··· SUPPLIED INFORMATION ···

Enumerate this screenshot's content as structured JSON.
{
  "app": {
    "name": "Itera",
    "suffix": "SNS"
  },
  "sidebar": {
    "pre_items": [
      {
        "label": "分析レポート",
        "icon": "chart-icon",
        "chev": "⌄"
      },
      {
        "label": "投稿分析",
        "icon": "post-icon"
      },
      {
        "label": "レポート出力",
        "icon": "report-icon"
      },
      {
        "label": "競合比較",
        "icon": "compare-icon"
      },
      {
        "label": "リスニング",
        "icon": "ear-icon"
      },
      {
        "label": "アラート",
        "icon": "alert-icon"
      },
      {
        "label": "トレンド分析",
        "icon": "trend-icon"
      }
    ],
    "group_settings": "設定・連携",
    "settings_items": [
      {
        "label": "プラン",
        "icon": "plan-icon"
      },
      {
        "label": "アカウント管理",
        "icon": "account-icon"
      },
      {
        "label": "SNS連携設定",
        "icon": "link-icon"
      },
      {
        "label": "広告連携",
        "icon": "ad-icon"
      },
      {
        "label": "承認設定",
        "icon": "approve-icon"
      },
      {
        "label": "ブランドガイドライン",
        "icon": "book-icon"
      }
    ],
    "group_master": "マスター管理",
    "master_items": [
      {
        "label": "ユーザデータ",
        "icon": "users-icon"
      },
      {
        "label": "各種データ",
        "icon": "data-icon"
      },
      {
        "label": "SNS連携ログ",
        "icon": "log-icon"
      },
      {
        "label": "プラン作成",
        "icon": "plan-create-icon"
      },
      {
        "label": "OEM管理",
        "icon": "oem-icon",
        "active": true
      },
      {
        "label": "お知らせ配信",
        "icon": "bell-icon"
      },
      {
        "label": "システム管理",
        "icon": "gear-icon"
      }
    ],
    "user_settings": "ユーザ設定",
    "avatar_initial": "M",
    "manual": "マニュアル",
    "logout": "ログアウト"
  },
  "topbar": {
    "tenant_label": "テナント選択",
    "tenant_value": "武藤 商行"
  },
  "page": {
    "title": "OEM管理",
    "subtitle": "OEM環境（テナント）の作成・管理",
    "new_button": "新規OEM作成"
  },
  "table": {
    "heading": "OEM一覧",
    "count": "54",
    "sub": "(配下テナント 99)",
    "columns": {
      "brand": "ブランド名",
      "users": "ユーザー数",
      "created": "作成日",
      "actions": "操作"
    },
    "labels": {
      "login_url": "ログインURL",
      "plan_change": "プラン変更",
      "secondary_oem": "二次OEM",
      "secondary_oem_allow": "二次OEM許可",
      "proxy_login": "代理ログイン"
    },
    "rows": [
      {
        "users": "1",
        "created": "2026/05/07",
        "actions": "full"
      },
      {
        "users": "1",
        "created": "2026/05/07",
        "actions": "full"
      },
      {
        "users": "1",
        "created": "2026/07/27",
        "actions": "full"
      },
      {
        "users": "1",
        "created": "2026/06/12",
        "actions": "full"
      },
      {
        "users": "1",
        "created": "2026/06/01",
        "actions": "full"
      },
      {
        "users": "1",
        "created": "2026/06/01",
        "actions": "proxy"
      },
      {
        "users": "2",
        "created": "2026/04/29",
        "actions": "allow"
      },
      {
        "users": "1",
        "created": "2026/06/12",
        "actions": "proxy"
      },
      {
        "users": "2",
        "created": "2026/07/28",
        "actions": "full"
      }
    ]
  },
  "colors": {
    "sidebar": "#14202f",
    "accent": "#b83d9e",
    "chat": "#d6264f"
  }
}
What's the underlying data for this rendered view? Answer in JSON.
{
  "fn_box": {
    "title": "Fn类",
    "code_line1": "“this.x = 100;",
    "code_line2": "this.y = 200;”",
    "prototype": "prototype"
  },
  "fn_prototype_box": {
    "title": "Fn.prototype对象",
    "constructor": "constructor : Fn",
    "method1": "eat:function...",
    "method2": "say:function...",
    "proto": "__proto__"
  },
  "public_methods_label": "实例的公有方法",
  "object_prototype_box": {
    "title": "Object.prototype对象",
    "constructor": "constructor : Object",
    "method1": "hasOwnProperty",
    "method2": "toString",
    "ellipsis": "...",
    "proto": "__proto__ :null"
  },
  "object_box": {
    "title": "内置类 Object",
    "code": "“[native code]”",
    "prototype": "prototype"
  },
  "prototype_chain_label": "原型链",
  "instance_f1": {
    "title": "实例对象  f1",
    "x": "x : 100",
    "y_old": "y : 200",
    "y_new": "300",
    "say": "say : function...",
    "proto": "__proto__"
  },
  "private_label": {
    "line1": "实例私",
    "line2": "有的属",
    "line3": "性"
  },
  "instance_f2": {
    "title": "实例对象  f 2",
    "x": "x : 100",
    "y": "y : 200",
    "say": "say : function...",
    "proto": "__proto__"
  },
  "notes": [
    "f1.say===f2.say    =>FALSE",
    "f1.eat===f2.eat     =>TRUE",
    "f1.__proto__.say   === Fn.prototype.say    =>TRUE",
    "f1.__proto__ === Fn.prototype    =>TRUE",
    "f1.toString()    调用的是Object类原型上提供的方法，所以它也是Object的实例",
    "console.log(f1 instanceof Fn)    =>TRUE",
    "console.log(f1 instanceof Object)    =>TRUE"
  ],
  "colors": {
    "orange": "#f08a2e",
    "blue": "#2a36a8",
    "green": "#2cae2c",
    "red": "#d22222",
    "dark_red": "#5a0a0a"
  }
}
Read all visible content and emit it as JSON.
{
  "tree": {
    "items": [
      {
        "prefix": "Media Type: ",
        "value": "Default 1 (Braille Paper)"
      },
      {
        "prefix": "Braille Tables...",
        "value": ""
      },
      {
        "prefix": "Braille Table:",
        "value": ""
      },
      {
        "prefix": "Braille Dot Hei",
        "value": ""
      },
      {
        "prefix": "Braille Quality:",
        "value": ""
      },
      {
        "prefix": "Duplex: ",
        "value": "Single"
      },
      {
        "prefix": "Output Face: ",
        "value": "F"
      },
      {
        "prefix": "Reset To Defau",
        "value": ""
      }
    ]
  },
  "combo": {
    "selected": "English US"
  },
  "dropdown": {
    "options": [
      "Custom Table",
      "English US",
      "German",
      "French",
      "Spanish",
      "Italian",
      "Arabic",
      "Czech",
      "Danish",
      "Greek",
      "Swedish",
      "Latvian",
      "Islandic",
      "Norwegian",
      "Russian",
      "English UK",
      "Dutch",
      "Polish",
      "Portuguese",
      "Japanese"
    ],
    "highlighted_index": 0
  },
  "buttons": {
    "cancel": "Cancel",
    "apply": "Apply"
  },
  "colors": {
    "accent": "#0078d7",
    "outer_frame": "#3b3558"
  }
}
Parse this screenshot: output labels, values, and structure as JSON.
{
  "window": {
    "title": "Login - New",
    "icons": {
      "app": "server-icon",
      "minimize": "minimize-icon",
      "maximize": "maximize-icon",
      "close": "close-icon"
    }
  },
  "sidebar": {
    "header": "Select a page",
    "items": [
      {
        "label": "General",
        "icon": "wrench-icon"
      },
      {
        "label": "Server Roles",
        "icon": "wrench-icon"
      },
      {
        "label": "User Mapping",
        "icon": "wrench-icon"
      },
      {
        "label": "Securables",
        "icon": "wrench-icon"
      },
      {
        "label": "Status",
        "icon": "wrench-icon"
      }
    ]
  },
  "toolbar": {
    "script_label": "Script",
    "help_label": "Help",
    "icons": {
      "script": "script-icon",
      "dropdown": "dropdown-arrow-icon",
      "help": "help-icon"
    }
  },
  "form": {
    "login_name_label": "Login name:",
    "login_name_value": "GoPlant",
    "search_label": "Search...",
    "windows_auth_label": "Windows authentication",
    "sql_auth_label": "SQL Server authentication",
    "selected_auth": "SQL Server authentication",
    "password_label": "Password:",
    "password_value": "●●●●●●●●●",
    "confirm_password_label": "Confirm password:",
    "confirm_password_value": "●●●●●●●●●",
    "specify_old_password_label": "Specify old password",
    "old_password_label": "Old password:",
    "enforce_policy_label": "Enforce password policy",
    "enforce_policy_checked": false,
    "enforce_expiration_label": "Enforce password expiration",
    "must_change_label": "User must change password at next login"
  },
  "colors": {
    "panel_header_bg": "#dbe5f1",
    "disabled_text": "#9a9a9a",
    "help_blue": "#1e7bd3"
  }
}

···

> [DIRECTIVE] The lines to collect are those holding the string "console"; copy them all.

> [ANSWER IN FULL]
    "console.log(f1 instanceof Fn)    =>TRUE",
    "console.log(f1 instanceof Object)    =>TRUE"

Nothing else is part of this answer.